--- EXERCISE REQUIREMENTS ---
Copy out the lines from the one containing "menu-navigate[interactable]: Navigate [245, 45, 297, 59]" to the one containing "hide-panel-icon[interactable]: ⇤ [311, 88, 320, 101]", both included, character for character.

Saved data entries:

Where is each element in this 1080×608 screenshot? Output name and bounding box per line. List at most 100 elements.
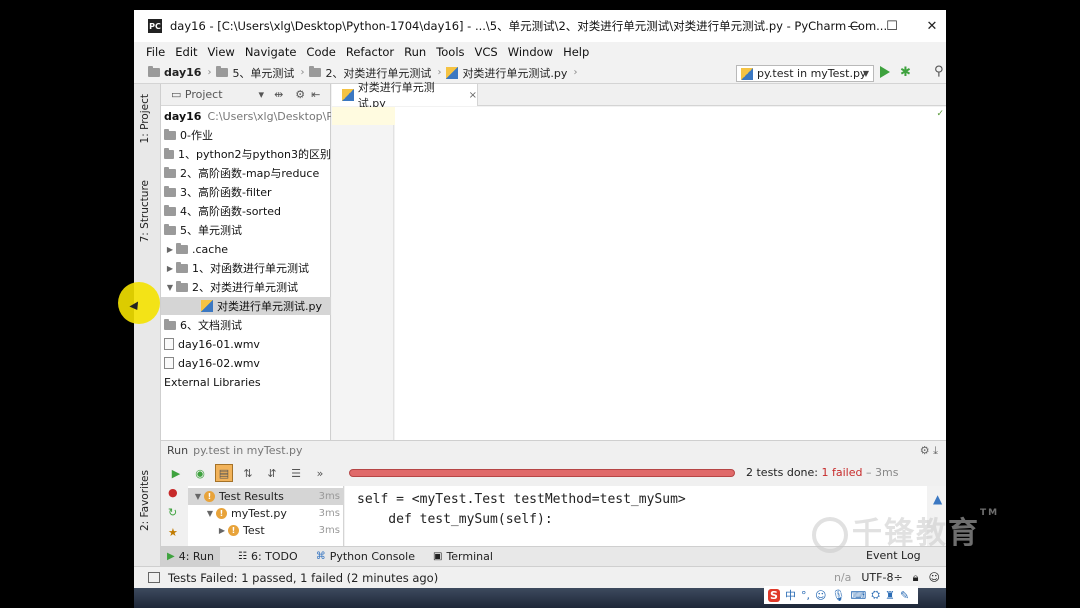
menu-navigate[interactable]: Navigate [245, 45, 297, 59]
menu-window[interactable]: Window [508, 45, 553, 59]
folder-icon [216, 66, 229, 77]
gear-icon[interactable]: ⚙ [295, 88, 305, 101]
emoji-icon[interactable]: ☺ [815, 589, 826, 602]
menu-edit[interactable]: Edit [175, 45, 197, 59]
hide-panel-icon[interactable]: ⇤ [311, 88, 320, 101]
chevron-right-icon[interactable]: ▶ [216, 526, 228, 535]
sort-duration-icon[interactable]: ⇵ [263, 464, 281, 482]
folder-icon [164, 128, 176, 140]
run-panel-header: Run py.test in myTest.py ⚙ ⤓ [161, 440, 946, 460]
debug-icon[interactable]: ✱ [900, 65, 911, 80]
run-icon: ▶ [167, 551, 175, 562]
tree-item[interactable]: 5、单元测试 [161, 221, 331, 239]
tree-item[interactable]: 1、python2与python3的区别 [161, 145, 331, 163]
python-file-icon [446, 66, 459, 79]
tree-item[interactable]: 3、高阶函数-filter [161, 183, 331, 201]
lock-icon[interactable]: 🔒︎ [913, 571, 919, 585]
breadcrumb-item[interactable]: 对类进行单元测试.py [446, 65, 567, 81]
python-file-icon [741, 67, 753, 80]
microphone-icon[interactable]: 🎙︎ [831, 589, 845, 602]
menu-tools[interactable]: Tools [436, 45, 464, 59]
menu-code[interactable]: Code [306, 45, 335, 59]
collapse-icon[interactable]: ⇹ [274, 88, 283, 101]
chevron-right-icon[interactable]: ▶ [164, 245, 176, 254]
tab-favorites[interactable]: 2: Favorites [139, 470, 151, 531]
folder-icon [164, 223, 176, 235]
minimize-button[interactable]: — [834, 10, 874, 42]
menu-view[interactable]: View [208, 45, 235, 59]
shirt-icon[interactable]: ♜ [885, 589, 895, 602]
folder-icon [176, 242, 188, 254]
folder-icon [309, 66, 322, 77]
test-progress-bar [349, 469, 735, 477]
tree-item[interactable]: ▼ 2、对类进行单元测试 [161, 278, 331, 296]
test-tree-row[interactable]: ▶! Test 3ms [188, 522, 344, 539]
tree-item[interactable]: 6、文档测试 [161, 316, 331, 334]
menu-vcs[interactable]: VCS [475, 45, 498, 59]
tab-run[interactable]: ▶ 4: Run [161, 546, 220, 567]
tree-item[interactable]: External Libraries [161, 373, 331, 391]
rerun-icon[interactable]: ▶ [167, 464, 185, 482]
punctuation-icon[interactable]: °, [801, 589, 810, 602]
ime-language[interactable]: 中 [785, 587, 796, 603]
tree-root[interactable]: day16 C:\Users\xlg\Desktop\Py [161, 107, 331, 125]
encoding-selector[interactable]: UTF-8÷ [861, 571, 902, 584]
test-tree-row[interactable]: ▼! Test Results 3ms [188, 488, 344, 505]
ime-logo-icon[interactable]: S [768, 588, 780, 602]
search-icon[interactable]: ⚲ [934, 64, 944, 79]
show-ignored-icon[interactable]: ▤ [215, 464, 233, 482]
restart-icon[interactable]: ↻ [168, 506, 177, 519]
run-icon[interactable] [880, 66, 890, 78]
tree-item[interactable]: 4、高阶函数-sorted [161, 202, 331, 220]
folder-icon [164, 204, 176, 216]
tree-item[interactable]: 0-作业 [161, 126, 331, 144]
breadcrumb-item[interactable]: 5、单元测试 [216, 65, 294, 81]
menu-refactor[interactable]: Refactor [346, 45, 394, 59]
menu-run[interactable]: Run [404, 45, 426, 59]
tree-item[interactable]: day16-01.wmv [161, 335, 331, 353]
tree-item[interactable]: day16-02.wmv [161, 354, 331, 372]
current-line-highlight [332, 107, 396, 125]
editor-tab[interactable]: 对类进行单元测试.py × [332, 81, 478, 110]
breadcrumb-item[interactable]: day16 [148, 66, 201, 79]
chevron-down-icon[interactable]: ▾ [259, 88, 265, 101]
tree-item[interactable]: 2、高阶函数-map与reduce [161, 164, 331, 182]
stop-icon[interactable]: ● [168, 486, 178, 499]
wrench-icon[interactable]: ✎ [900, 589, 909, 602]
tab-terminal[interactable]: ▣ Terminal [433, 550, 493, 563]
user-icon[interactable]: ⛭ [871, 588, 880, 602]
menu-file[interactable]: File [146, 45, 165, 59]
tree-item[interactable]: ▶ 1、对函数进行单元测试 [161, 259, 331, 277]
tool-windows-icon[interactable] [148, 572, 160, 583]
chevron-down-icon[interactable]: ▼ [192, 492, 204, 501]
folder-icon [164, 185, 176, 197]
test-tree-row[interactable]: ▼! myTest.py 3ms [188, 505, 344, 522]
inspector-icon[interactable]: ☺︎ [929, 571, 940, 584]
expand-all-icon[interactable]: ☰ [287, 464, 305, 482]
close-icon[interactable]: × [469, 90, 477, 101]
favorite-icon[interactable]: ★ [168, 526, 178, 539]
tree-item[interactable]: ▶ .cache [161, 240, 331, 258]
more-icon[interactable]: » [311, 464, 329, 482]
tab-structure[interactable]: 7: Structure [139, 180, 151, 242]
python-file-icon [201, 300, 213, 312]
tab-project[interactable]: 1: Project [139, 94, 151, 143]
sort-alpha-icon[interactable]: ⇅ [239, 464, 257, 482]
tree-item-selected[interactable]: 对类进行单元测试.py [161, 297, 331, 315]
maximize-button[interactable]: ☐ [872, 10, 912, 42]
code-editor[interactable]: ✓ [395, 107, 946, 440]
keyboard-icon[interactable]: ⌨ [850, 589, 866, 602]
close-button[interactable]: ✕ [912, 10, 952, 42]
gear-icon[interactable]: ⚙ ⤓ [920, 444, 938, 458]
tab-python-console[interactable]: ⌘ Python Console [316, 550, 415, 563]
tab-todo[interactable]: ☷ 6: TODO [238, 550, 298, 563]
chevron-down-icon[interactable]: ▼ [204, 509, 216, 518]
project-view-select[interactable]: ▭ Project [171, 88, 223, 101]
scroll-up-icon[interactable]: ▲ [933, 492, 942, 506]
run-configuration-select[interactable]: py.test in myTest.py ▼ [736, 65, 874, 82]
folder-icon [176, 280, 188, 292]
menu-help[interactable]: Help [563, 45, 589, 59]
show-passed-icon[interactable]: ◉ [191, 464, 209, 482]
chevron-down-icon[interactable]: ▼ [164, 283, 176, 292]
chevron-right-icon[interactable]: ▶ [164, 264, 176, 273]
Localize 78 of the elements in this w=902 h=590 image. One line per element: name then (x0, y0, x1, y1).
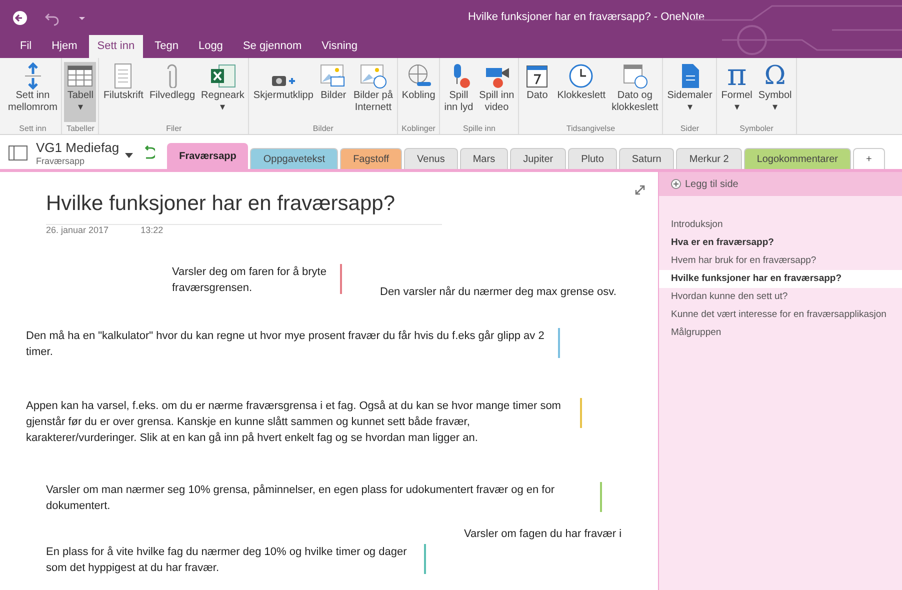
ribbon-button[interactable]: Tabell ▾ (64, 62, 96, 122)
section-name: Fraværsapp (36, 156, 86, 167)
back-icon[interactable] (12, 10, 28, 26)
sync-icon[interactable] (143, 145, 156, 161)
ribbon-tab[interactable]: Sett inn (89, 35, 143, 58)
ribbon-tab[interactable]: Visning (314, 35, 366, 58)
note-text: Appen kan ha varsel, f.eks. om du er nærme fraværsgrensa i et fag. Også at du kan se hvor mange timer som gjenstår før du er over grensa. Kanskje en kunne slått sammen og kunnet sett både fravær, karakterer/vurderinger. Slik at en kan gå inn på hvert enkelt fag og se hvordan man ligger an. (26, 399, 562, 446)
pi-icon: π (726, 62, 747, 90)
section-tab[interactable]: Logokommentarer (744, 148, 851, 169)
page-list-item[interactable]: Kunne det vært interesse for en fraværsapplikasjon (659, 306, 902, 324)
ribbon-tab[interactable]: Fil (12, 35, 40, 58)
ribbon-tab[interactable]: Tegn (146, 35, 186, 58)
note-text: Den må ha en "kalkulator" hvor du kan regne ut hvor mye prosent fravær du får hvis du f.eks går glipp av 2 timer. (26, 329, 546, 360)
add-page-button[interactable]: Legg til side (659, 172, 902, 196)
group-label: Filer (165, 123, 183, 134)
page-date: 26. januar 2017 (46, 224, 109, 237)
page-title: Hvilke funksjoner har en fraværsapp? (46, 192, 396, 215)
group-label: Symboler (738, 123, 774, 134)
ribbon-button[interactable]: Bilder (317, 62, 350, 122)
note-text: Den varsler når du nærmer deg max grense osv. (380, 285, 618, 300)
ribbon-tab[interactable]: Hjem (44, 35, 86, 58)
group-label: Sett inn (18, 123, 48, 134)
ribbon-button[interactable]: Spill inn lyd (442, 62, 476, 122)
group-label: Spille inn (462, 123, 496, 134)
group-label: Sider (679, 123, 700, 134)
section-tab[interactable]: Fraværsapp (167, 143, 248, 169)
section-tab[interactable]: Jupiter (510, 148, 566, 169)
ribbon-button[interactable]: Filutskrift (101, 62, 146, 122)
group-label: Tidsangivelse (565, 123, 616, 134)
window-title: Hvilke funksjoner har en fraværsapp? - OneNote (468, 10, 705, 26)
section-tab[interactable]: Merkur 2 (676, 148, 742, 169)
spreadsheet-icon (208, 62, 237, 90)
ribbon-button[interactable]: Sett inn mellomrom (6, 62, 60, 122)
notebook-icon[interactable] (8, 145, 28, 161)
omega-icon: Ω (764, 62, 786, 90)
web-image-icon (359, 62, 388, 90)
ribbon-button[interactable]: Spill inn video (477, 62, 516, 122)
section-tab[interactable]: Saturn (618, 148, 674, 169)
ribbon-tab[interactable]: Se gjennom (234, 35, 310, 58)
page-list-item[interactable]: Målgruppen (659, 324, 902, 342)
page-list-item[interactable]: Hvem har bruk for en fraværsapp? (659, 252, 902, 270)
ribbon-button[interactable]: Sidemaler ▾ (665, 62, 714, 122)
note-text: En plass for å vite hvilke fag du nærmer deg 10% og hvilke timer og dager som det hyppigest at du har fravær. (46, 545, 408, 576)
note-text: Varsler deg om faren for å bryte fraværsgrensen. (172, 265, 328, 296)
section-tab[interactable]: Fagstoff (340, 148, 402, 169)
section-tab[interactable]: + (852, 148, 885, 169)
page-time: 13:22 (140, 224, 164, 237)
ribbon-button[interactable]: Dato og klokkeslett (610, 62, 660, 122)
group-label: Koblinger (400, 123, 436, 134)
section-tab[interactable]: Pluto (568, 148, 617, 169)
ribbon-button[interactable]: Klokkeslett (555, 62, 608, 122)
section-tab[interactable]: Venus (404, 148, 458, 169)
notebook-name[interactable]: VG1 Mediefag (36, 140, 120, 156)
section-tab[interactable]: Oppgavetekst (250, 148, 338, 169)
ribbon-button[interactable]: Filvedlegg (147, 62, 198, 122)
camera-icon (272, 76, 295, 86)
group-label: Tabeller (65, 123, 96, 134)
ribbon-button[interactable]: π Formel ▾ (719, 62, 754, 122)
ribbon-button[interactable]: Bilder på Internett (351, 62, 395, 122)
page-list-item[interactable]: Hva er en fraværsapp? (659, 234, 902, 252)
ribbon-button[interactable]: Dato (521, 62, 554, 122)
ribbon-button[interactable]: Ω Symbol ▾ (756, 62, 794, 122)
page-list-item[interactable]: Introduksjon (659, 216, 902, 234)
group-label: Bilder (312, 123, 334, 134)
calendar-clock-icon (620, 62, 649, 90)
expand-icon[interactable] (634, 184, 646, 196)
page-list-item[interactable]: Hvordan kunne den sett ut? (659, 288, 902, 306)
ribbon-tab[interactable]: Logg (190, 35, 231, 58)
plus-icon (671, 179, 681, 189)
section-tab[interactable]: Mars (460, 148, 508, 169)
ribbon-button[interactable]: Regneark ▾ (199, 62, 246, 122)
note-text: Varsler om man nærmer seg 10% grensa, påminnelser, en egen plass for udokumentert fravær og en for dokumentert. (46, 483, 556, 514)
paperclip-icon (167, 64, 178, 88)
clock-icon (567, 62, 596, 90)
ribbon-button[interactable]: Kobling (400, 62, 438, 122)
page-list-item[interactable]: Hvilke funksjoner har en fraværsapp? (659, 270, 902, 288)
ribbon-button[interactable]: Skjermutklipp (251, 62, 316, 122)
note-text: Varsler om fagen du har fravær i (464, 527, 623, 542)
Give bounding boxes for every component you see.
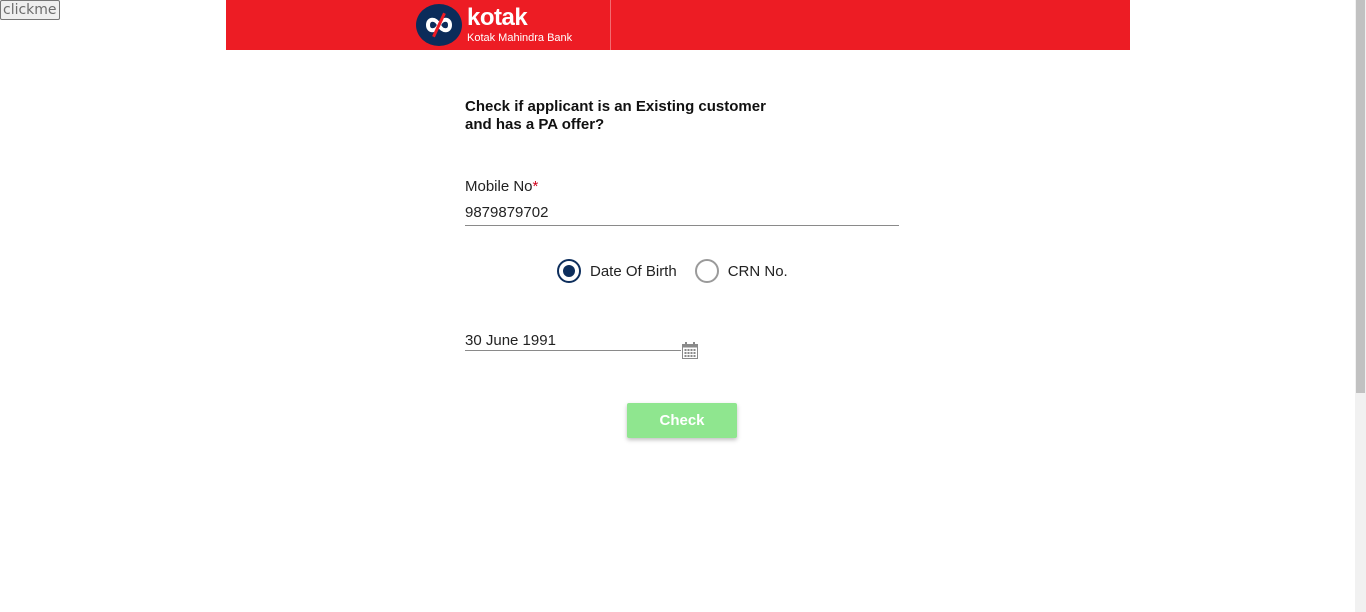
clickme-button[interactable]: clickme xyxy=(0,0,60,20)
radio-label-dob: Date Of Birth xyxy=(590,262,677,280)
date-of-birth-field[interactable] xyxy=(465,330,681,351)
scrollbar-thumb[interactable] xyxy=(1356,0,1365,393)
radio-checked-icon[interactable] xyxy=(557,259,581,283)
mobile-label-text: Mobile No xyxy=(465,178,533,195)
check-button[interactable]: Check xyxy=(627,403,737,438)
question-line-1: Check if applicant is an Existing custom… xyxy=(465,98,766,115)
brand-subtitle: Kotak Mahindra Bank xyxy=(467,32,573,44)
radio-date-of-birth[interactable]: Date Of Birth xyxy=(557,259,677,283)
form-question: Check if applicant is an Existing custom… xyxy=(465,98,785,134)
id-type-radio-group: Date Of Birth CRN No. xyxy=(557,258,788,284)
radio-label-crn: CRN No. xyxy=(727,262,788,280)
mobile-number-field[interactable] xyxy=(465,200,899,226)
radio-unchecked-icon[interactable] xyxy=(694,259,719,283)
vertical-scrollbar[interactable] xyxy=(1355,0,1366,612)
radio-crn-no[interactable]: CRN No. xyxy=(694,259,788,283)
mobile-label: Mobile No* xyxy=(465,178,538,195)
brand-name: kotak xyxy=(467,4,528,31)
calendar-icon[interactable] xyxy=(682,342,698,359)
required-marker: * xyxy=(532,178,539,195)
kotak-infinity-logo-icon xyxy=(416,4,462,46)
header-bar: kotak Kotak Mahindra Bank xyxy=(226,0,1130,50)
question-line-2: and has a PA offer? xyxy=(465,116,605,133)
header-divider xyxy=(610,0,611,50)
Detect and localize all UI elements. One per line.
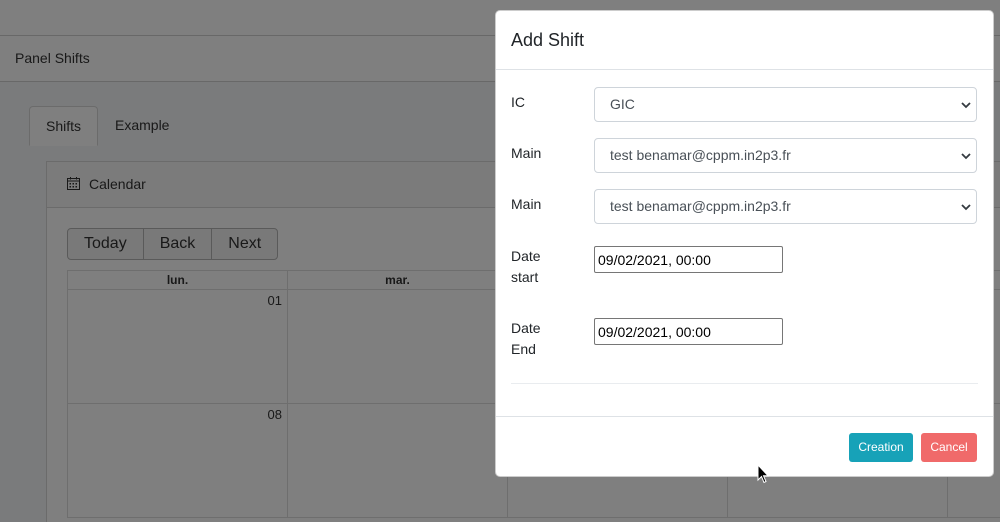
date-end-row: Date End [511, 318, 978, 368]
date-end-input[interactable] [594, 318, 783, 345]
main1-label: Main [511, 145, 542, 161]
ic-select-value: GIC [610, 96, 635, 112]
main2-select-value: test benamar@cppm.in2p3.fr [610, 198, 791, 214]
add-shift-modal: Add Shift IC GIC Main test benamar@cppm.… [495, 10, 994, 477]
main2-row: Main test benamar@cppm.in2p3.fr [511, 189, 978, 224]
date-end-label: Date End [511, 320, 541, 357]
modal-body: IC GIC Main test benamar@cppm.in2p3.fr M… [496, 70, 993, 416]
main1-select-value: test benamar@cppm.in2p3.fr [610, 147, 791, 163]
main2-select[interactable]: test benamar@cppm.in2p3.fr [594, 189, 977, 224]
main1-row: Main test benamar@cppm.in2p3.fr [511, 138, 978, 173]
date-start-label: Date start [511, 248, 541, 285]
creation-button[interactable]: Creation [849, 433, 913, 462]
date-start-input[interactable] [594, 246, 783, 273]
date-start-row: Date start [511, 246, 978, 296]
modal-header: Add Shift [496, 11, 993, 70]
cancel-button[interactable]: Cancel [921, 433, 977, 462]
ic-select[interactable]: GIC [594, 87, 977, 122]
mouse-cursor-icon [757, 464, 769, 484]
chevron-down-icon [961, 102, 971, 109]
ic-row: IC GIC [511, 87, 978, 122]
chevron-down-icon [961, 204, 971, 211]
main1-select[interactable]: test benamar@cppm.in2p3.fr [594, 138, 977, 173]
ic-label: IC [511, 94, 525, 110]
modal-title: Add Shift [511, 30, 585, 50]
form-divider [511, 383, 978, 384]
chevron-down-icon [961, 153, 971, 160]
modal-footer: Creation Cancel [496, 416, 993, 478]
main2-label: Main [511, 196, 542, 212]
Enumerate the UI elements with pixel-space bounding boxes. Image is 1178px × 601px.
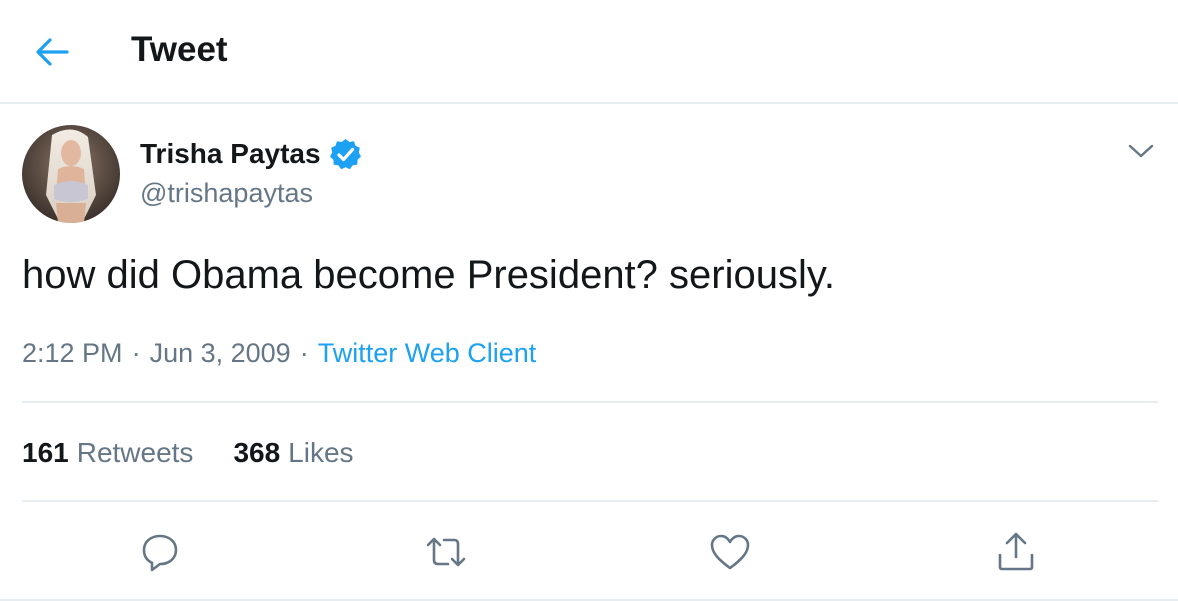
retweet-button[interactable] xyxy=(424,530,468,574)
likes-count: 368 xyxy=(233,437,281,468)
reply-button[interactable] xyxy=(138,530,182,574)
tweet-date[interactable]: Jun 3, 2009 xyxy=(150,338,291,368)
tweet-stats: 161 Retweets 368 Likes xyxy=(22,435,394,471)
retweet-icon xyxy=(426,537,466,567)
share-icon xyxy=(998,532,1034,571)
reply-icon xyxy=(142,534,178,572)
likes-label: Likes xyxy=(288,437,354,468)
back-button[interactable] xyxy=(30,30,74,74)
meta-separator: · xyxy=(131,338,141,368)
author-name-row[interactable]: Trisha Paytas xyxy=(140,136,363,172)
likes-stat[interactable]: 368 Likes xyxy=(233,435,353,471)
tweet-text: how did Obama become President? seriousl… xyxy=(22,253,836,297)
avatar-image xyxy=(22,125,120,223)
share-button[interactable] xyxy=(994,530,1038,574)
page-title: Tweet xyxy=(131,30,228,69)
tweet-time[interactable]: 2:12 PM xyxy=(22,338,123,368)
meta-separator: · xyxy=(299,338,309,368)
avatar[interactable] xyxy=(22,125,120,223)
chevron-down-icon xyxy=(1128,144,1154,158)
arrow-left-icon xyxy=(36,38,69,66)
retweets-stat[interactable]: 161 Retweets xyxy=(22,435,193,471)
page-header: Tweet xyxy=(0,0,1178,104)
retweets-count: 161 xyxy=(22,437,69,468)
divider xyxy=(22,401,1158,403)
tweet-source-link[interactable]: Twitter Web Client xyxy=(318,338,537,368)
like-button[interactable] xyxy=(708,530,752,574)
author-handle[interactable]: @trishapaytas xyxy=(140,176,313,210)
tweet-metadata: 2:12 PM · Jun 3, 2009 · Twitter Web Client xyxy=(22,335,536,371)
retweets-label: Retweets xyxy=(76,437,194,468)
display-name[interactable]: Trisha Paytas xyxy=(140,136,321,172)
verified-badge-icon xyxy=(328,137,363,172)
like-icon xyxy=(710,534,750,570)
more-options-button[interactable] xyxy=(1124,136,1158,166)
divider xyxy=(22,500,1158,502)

--- ANSWER FOR THE TASK ---
menu-navigate[interactable]: Navigate [245, 45, 297, 59]
menu-window[interactable]: Window [508, 45, 553, 59]
folder-icon [216, 66, 229, 77]
gear-icon[interactable]: ⚙ [295, 88, 305, 101]
emoji-icon[interactable]: ☺ [815, 589, 826, 602]
menu-edit[interactable]: Edit [175, 45, 197, 59]
hide-panel-icon[interactable]: ⇤ [311, 88, 320, 101]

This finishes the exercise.